[Stored records]
§ §
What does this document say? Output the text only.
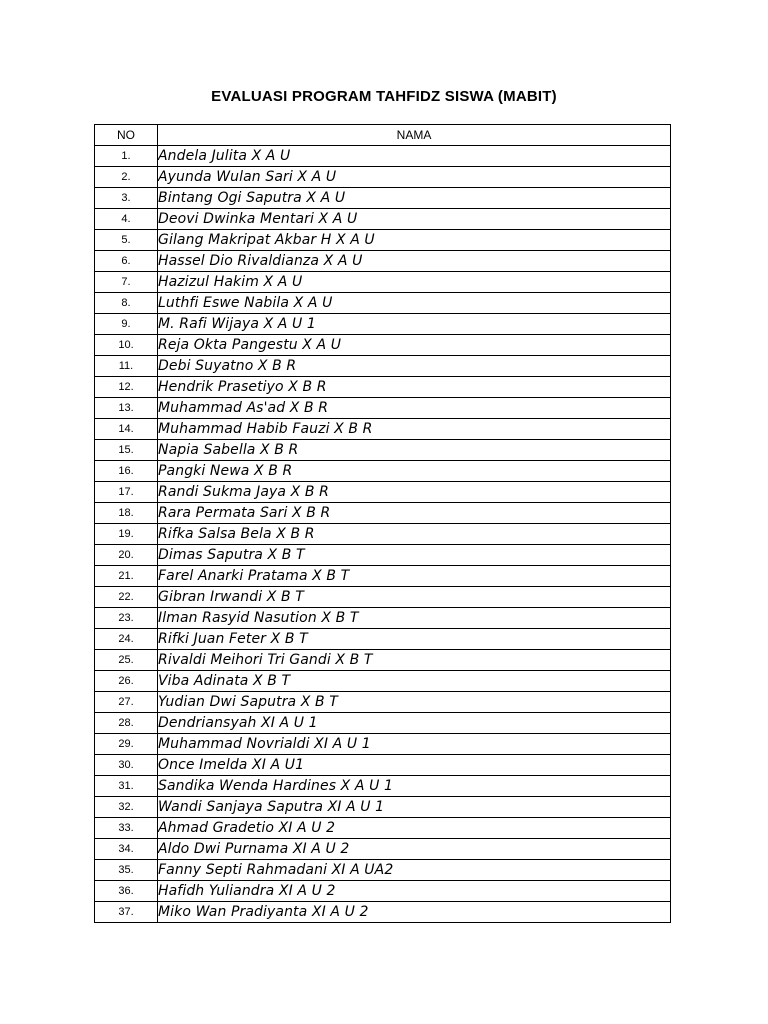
EVALUASI PROGRAM TAHFIDZ SISWA (MABIT)
NO	NAMA
1.	Andela Julita X A U
2.	Ayunda Wulan Sari X A U
3.	Bintang Ogi Saputra X A U
4.	Deovi Dwinka Mentari X A U
5.	Gilang Makripat Akbar H X A U
6.	Hassel Dio Rivaldianza X A U
7.	Hazizul Hakim X A U
8.	Luthfi Eswe Nabila X A U
9.	M. Rafi Wijaya X A U 1
10.	Reja Okta Pangestu X A U
11.	Debi Suyatno X B R
12.	Hendrik Prasetiyo X B R
13.	Muhammad As'ad X B R
14.	Muhammad Habib Fauzi X B R
15.	Napia Sabella X B R
16.	Pangki Newa X B R
17.	Randi Sukma Jaya X B R
18.	Rara Permata Sari X B R
19.	Rifka Salsa Bela X B R
20.	Dimas Saputra X B T
21.	Farel Anarki Pratama X B T
22.	Gibran Irwandi X B T
23.	Ilman Rasyid Nasution X B T
24.	Rifki Juan Feter X B T
25.	Rivaldi Meihori Tri Gandi X B T
26.	Viba Adinata X B T
27.	Yudian Dwi Saputra X B T
28.	Dendriansyah XI A U 1
29.	Muhammad Novrialdi XI A U 1
30.	Once Imelda XI A U1
31.	Sandika Wenda Hardines X A U 1
32.	Wandi Sanjaya Saputra XI A U 1
33.	Ahmad Gradetio XI A U 2
34.	Aldo Dwi Purnama XI A U 2
35.	Fanny Septi Rahmadani XI A UA2
36.	Hafidh Yuliandra XI A U 2
37.	Miko Wan Pradiyanta XI A U 2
§ §
- What is needed:
Leave out the pictures and retype every line above exactly.

- Answer to the task:
What does this document say? Output the text only.
EVALUASI PROGRAM TAHFIDZ SISWA (MABIT)
NO	NAMA
1.	Andela Julita X A U
2.	Ayunda Wulan Sari X A U
3.	Bintang Ogi Saputra X A U
4.	Deovi Dwinka Mentari X A U
5.	Gilang Makripat Akbar H X A U
6.	Hassel Dio Rivaldianza X A U
7.	Hazizul Hakim X A U
8.	Luthfi Eswe Nabila X A U
9.	M. Rafi Wijaya X A U 1
10.	Reja Okta Pangestu X A U
11.	Debi Suyatno X B R
12.	Hendrik Prasetiyo X B R
13.	Muhammad As'ad X B R
14.	Muhammad Habib Fauzi X B R
15.	Napia Sabella X B R
16.	Pangki Newa X B R
17.	Randi Sukma Jaya X B R
18.	Rara Permata Sari X B R
19.	Rifka Salsa Bela X B R
20.	Dimas Saputra X B T
21.	Farel Anarki Pratama X B T
22.	Gibran Irwandi X B T
23.	Ilman Rasyid Nasution X B T
24.	Rifki Juan Feter X B T
25.	Rivaldi Meihori Tri Gandi X B T
26.	Viba Adinata X B T
27.	Yudian Dwi Saputra X B T
28.	Dendriansyah XI A U 1
29.	Muhammad Novrialdi XI A U 1
30.	Once Imelda XI A U1
31.	Sandika Wenda Hardines X A U 1
32.	Wandi Sanjaya Saputra XI A U 1
33.	Ahmad Gradetio XI A U 2
34.	Aldo Dwi Purnama XI A U 2
35.	Fanny Septi Rahmadani XI A UA2
36.	Hafidh Yuliandra XI A U 2
37.	Miko Wan Pradiyanta XI A U 2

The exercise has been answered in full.